Task directions: For each line in the records, produce an exact copy.

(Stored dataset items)
[Start of Attachment]
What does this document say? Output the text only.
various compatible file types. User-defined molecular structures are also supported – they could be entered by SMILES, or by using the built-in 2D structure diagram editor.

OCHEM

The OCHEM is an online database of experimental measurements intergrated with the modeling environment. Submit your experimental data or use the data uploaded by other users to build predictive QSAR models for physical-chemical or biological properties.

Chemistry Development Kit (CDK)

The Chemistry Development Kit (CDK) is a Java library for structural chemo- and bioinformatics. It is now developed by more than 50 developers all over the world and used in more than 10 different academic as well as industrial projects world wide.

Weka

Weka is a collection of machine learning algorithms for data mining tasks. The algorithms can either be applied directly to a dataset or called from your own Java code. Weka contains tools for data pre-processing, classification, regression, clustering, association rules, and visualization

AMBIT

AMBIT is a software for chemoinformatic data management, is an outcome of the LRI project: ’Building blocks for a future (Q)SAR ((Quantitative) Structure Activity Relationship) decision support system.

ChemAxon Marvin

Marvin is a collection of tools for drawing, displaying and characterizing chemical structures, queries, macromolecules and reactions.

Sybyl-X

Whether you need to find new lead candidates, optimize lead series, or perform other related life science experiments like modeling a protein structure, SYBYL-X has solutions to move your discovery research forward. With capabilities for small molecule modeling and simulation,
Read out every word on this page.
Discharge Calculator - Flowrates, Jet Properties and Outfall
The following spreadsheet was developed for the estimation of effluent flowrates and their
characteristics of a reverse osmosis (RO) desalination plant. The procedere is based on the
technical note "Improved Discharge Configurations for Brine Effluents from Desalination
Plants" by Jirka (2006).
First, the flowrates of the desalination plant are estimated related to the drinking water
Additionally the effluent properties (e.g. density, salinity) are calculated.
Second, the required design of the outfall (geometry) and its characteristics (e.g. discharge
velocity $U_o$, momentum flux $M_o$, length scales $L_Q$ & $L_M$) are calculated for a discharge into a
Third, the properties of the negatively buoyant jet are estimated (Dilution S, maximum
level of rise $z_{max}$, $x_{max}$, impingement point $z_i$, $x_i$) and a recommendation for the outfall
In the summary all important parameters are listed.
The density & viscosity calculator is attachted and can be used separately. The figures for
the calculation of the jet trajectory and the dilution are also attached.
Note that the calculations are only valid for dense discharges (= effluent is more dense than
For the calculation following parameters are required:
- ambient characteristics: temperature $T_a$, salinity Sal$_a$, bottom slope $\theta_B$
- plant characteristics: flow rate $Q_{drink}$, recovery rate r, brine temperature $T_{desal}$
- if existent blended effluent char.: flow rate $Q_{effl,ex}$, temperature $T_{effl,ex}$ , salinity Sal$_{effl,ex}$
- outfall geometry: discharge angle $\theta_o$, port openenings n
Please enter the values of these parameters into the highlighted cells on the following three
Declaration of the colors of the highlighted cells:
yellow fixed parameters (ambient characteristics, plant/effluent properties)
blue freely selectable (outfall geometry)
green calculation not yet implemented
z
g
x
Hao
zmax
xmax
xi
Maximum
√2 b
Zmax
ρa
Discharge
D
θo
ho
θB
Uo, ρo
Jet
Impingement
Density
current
[End of Attachment]
Answer to this task:
What does this document say? Output the text only.
various compatible file types. User-defined molecular structures are also supported – they could be entered by SMILES, or by using the built-in 2D structure diagram editor.

OCHEM

The OCHEM is an online database of experimental measurements intergrated with the modeling environment. Submit your experimental data or use the data uploaded by other users to build predictive QSAR models for physical-chemical or biological properties.

Chemistry Development Kit (CDK)

The Chemistry Development Kit (CDK) is a Java library for structural chemo- and bioinformatics. It is now developed by more than 50 developers all over the world and used in more than 10 different academic as well as industrial projects world wide.

Weka

Weka is a collection of machine learning algorithms for data mining tasks. The algorithms can either be applied directly to a dataset or called from your own Java code. Weka contains tools for data pre-processing, classification, regression, clustering, association rules, and visualization

AMBIT

AMBIT is a software for chemoinformatic data management, is an outcome of the LRI project: ’Building blocks for a future (Q)SAR ((Quantitative) Structure Activity Relationship) decision support system.

ChemAxon Marvin

Marvin is a collection of tools for drawing, displaying and characterizing chemical structures, queries, macromolecules and reactions.

Sybyl-X

Whether you need to find new lead candidates, optimize lead series, or perform other related life science experiments like modeling a protein structure, SYBYL-X has solutions to move your discovery research forward. With capabilities for small molecule modeling and simulation,
Read out every word on this page.
Discharge Calculator - Flowrates, Jet Properties and Outfall
The following spreadsheet was developed for the estimation of effluent flowrates and their
characteristics of a reverse osmosis (RO) desalination plant. The procedere is based on the
technical note "Improved Discharge Configurations for Brine Effluents from Desalination
Plants" by Jirka (2006).
First, the flowrates of the desalination plant are estimated related to the drinking water
Additionally the effluent properties (e.g. density, salinity) are calculated.
Second, the required design of the outfall (geometry) and its characteristics (e.g. discharge
velocity $U_o$, momentum flux $M_o$, length scales $L_Q$ & $L_M$) are calculated for a discharge into a
Third, the properties of the negatively buoyant jet are estimated (Dilution S, maximum
level of rise $z_{max}$, $x_{max}$, impingement point $z_i$, $x_i$) and a recommendation for the outfall
In the summary all important parameters are listed.
The density & viscosity calculator is attachted and can be used separately. The figures for
the calculation of the jet trajectory and the dilution are also attached.
Note that the calculations are only valid for dense discharges (= effluent is more dense than
For the calculation following parameters are required:
- ambient characteristics: temperature $T_a$, salinity Sal$_a$, bottom slope $\theta_B$
- plant characteristics: flow rate $Q_{drink}$, recovery rate r, brine temperature $T_{desal}$
- if existent blended effluent char.: flow rate $Q_{effl,ex}$, temperature $T_{effl,ex}$ , salinity Sal$_{effl,ex}$
- outfall geometry: discharge angle $\theta_o$, port openenings n
Please enter the values of these parameters into the highlighted cells on the following three
Declaration of the colors of the highlighted cells:
yellow fixed parameters (ambient characteristics, plant/effluent properties)
blue freely selectable (outfall geometry)
green calculation not yet implemented
z
g
x
Hao
zmax
xmax
xi
Maximum
√2 b
Zmax
ρa
Discharge
D
θo
ho
θB
Uo, ρo
Jet
Impingement
Density
current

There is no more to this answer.